• Task objective
Transcribe the lines from the line with "order-date: 21.12.2022 xyxy=(78,258,190,273)" to the line with "subject-line: или ограниченно" exactly as they appear.

[Items listed in a dataset]
....

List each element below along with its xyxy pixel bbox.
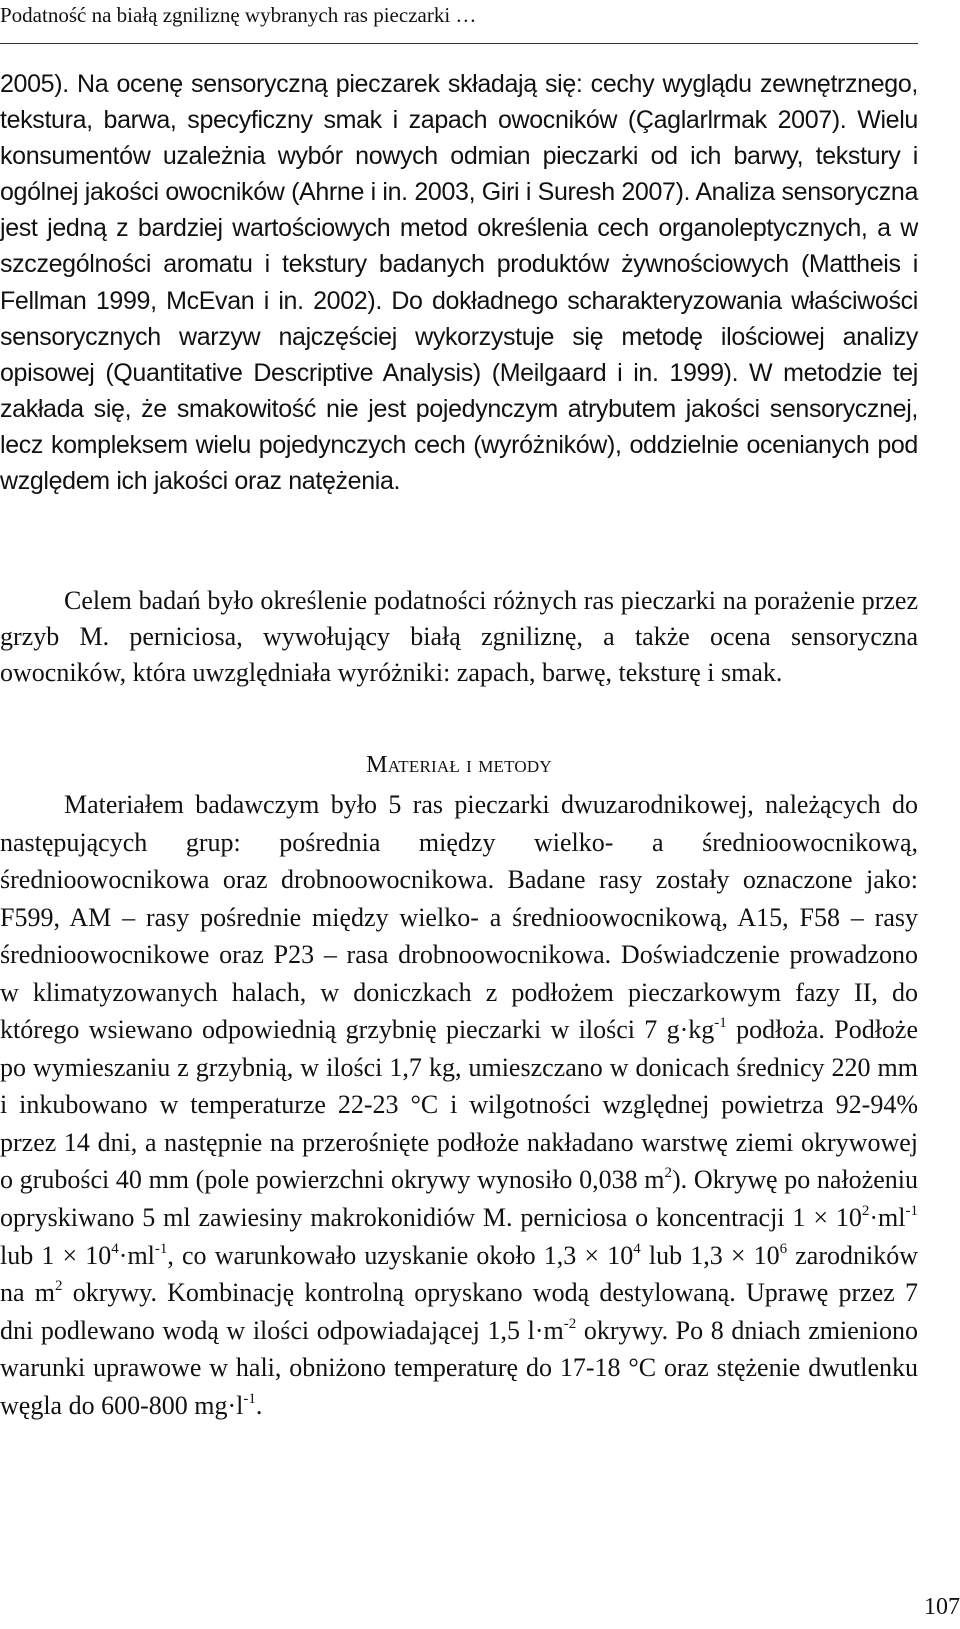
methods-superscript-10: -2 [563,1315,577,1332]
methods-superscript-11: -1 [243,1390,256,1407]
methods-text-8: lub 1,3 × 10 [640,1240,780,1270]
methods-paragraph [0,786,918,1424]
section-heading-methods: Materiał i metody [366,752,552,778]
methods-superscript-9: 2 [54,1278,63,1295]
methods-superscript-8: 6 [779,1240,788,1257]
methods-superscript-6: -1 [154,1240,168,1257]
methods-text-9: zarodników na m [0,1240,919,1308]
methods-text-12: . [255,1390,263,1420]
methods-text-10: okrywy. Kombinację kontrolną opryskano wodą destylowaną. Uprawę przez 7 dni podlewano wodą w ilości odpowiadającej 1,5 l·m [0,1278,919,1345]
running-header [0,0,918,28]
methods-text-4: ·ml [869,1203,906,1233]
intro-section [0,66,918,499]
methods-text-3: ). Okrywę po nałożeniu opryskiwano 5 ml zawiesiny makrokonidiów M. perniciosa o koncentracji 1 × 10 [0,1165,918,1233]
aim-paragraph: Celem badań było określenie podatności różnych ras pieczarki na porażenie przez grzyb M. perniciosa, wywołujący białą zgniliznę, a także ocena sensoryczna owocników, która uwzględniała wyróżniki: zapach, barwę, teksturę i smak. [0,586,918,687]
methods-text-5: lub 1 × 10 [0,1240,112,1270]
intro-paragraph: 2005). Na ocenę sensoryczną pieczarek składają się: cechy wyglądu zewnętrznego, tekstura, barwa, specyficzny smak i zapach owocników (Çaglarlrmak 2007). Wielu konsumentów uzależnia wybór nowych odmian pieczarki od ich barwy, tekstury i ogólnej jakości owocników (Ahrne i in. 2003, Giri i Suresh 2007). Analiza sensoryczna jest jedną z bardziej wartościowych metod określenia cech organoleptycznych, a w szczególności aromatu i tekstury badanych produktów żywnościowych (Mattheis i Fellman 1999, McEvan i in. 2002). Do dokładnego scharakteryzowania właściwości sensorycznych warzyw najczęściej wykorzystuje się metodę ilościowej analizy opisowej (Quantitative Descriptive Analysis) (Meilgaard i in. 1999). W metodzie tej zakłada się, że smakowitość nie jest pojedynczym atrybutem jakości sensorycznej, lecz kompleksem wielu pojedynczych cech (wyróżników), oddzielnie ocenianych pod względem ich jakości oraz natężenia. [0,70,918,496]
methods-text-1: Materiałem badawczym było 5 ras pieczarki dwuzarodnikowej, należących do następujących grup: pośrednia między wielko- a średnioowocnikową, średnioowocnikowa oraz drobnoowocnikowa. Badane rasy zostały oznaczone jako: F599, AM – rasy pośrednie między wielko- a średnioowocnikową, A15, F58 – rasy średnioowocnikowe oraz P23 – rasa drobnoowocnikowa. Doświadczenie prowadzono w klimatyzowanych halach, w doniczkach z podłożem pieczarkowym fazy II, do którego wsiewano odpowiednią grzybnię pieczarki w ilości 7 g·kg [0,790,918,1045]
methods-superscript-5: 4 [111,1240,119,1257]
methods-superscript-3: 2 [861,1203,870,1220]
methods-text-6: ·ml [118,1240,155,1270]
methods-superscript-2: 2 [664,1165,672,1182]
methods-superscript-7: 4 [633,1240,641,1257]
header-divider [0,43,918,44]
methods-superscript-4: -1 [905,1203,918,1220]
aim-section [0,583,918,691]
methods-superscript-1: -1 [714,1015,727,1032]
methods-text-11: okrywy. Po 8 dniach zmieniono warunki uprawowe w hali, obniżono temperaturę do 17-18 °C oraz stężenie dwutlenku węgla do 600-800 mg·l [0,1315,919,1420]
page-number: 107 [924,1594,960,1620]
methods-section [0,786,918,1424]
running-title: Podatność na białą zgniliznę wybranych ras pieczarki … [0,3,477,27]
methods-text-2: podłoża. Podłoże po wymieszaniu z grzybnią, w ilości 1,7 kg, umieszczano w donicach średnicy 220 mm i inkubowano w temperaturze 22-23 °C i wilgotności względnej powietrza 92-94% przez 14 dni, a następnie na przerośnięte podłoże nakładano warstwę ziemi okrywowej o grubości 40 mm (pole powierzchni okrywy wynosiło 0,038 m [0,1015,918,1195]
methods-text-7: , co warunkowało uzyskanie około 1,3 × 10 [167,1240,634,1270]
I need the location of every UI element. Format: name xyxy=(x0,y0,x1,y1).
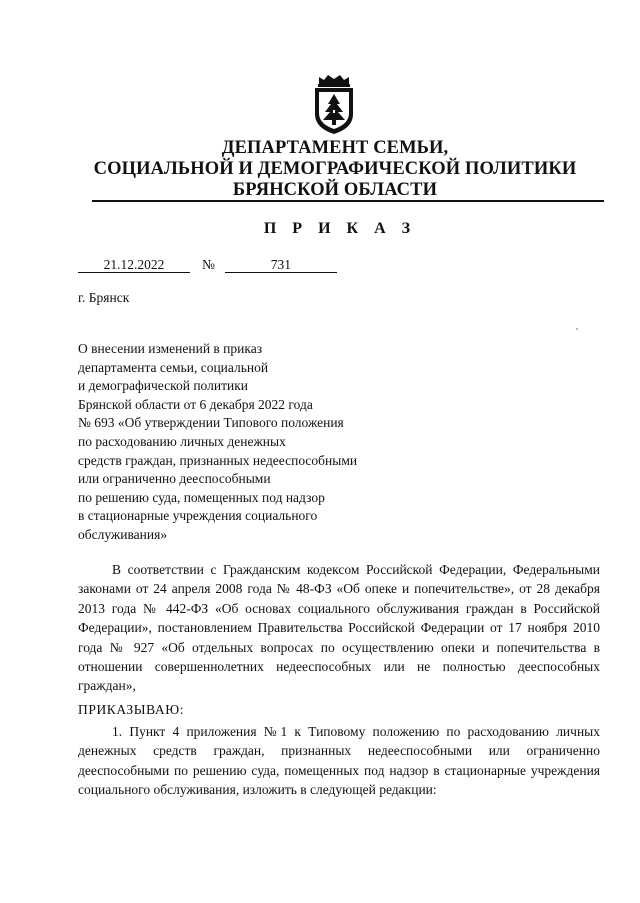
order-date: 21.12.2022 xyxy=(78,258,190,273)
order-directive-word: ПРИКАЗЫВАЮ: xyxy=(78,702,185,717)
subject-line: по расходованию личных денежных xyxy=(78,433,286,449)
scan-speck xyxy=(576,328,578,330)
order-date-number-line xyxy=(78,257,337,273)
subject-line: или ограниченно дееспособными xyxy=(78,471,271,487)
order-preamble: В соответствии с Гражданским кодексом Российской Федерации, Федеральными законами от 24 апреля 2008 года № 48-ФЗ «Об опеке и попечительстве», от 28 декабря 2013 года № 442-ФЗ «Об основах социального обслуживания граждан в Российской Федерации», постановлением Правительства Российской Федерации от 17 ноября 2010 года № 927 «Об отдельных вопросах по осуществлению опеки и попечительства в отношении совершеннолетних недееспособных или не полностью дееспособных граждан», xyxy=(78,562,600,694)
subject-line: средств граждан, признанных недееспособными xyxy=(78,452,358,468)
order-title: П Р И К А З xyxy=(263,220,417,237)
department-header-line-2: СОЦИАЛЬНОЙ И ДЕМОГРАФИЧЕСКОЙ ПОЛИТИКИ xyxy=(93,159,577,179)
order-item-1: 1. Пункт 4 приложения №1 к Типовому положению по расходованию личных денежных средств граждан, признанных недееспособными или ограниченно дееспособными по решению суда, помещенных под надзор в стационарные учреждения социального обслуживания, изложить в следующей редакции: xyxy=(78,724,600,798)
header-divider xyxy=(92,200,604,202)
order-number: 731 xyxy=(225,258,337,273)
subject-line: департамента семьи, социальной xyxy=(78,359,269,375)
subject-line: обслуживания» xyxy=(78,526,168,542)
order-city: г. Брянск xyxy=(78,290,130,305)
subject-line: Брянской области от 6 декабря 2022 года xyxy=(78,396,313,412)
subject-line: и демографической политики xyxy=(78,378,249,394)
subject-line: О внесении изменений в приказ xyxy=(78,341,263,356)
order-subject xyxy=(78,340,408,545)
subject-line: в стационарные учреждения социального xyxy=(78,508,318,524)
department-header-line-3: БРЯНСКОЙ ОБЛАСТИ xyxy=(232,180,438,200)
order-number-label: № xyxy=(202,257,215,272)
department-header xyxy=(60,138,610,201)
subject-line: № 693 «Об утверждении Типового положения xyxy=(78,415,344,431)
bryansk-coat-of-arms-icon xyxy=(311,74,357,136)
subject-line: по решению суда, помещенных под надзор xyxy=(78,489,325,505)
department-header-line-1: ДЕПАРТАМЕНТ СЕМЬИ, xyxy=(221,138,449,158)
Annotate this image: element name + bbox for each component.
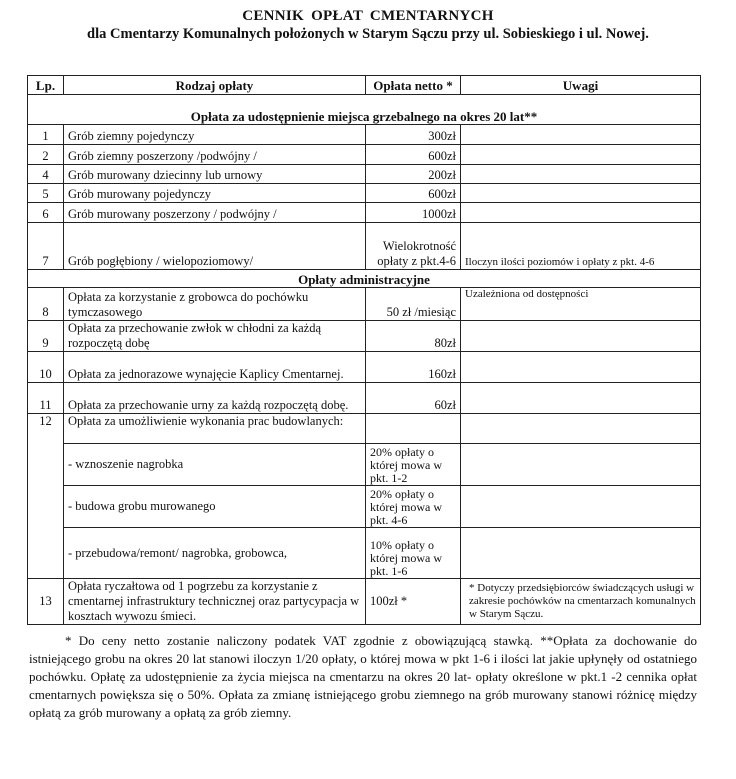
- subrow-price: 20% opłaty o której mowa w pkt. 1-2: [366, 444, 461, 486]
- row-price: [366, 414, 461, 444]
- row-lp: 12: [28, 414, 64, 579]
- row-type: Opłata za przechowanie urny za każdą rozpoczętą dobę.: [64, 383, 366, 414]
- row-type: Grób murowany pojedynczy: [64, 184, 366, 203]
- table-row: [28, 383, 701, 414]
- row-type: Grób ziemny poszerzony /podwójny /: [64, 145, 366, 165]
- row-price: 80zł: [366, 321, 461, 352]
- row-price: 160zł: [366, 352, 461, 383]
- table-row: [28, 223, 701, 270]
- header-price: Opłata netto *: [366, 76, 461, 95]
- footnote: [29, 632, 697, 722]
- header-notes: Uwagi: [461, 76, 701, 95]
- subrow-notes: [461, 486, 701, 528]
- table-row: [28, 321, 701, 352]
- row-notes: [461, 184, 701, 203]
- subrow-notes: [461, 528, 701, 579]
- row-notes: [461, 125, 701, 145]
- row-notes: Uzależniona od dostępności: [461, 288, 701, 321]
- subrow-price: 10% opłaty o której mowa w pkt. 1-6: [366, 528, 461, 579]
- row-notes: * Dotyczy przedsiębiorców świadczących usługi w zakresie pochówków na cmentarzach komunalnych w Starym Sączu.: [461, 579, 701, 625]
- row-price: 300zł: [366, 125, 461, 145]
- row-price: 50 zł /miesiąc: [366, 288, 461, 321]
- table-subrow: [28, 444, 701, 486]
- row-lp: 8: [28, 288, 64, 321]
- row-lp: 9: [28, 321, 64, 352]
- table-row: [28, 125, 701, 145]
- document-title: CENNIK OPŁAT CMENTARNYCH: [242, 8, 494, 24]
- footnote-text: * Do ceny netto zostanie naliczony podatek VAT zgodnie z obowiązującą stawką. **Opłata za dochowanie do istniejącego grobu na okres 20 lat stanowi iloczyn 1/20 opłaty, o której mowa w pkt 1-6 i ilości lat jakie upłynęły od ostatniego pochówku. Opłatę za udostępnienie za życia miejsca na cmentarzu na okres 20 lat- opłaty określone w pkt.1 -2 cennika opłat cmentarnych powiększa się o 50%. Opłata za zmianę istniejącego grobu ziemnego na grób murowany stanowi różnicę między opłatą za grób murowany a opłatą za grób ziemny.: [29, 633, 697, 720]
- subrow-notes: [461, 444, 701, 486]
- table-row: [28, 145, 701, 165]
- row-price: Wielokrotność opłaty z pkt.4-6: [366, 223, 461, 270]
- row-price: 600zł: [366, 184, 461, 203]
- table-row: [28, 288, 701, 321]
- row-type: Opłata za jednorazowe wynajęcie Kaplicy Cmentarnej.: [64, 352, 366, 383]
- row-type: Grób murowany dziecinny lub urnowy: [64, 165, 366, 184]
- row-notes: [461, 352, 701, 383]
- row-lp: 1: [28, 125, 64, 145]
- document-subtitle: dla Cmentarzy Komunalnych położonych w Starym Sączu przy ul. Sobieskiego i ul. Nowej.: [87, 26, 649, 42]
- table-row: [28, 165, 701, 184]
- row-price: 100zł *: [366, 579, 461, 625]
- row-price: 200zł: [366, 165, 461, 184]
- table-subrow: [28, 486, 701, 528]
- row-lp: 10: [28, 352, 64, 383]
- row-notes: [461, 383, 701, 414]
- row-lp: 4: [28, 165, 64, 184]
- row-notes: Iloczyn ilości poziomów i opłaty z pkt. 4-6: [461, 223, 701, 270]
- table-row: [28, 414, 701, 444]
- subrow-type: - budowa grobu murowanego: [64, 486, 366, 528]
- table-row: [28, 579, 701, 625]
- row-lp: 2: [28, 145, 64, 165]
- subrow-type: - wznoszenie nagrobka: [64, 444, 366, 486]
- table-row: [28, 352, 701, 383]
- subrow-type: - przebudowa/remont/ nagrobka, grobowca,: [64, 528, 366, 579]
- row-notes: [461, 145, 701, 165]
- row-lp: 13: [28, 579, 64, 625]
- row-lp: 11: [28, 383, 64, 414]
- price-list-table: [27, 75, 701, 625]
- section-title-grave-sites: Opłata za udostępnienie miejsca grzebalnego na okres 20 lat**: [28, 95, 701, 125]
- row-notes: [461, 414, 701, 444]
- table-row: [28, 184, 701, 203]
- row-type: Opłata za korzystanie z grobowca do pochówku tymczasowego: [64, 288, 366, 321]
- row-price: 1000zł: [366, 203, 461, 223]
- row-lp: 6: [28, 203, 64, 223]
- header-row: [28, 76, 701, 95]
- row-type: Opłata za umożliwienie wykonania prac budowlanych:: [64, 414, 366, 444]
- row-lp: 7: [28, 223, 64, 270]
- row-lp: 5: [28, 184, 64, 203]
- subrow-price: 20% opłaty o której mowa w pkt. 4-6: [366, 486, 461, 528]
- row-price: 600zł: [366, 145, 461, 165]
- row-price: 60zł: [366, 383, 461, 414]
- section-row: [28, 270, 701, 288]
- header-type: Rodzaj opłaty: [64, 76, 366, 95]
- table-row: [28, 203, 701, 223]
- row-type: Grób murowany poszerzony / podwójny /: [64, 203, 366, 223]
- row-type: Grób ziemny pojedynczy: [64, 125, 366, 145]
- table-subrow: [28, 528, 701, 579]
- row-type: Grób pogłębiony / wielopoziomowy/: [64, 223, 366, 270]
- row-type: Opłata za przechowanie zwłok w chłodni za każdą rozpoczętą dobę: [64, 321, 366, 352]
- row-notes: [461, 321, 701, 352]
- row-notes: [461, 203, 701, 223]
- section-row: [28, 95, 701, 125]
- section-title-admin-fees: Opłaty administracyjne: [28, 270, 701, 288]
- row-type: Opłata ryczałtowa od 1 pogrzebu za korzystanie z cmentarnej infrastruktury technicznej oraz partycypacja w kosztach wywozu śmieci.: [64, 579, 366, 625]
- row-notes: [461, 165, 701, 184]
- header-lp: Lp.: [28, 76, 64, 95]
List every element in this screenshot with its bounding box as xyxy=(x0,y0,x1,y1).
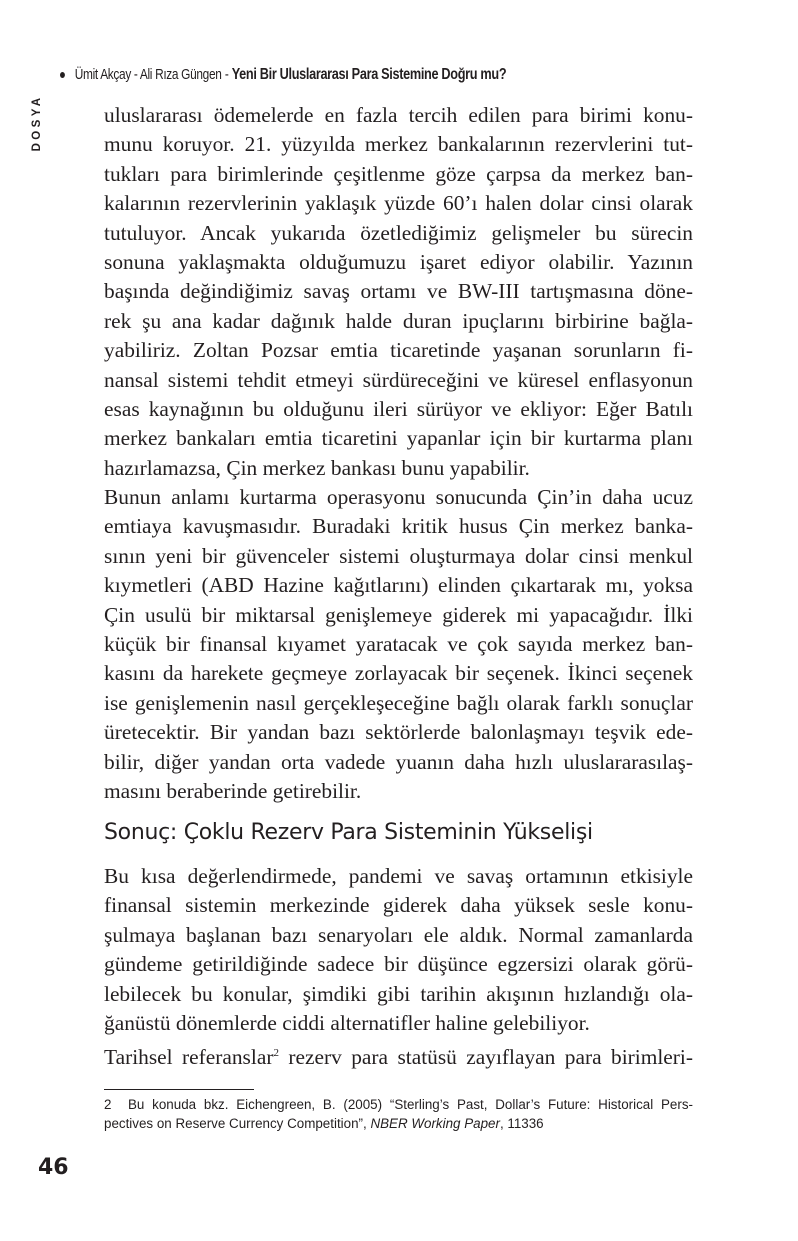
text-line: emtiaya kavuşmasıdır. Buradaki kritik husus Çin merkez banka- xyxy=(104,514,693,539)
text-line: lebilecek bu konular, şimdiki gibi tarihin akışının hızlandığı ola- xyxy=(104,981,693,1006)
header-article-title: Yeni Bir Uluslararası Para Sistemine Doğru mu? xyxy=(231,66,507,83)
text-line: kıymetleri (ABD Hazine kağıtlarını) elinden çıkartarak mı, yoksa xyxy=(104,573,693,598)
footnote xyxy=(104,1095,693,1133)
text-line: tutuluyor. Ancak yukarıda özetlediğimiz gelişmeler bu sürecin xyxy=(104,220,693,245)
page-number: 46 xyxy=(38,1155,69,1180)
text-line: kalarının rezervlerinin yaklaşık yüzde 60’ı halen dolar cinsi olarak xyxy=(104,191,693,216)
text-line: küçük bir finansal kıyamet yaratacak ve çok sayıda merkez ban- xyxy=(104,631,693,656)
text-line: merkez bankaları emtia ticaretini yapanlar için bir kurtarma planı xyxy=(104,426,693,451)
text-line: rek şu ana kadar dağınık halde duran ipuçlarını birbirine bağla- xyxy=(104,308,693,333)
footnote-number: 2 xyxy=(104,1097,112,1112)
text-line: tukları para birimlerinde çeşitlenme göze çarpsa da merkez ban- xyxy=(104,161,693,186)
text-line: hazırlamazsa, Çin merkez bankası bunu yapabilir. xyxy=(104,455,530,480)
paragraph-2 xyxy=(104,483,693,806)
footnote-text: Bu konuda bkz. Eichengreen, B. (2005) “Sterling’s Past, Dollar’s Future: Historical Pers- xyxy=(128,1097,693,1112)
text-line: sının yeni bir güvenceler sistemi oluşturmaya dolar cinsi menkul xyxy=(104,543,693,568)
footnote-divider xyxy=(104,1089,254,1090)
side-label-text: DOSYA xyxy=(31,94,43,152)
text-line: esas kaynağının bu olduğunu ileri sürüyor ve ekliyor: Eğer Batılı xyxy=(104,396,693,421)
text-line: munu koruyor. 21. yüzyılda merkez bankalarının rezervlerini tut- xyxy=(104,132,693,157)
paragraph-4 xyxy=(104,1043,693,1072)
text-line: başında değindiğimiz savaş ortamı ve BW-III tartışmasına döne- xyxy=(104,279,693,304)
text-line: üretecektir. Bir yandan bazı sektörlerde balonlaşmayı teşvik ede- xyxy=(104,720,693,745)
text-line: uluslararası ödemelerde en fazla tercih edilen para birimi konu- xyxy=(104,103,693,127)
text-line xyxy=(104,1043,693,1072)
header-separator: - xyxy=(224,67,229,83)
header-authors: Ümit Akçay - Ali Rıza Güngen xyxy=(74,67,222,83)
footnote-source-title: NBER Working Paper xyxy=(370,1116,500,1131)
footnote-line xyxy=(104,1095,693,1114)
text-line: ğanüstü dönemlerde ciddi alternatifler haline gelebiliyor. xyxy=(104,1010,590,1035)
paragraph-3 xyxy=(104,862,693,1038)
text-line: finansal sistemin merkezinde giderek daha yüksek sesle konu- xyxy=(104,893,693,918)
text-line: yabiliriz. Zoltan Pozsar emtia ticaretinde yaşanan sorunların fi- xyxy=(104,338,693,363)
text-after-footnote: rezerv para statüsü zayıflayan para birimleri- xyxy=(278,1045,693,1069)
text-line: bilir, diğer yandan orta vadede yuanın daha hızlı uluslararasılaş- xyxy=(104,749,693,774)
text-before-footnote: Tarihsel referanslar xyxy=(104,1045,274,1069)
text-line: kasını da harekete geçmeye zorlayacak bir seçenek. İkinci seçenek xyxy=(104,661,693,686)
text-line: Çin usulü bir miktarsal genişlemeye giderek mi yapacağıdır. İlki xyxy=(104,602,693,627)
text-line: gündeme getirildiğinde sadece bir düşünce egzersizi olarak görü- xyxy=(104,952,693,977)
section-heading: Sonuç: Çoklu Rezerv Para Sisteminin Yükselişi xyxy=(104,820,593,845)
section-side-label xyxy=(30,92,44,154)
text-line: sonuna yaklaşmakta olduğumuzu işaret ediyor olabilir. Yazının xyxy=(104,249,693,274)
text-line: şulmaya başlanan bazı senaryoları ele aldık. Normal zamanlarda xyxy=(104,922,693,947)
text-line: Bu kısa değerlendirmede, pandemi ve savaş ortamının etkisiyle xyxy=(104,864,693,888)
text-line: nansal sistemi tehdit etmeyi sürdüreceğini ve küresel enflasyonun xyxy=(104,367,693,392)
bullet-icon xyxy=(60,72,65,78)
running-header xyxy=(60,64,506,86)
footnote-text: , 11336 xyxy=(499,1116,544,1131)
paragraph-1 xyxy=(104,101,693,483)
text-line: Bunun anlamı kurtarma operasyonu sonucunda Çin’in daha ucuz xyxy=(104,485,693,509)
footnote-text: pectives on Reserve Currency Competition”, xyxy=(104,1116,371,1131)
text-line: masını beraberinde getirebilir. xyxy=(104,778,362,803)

....

• Response to this exercise
order-date: 21.12.2022 xyxy=(78,258,190,273)
order-directive-word: ПРИКАЗЫВАЮ: xyxy=(78,702,185,717)
subject-line: по расходованию личных денежных xyxy=(78,433,286,449)
scan-speck xyxy=(576,328,578,330)
order-date-number-line xyxy=(78,257,337,273)
subject-line: или ограниченно дееспособными xyxy=(78,471,271,487)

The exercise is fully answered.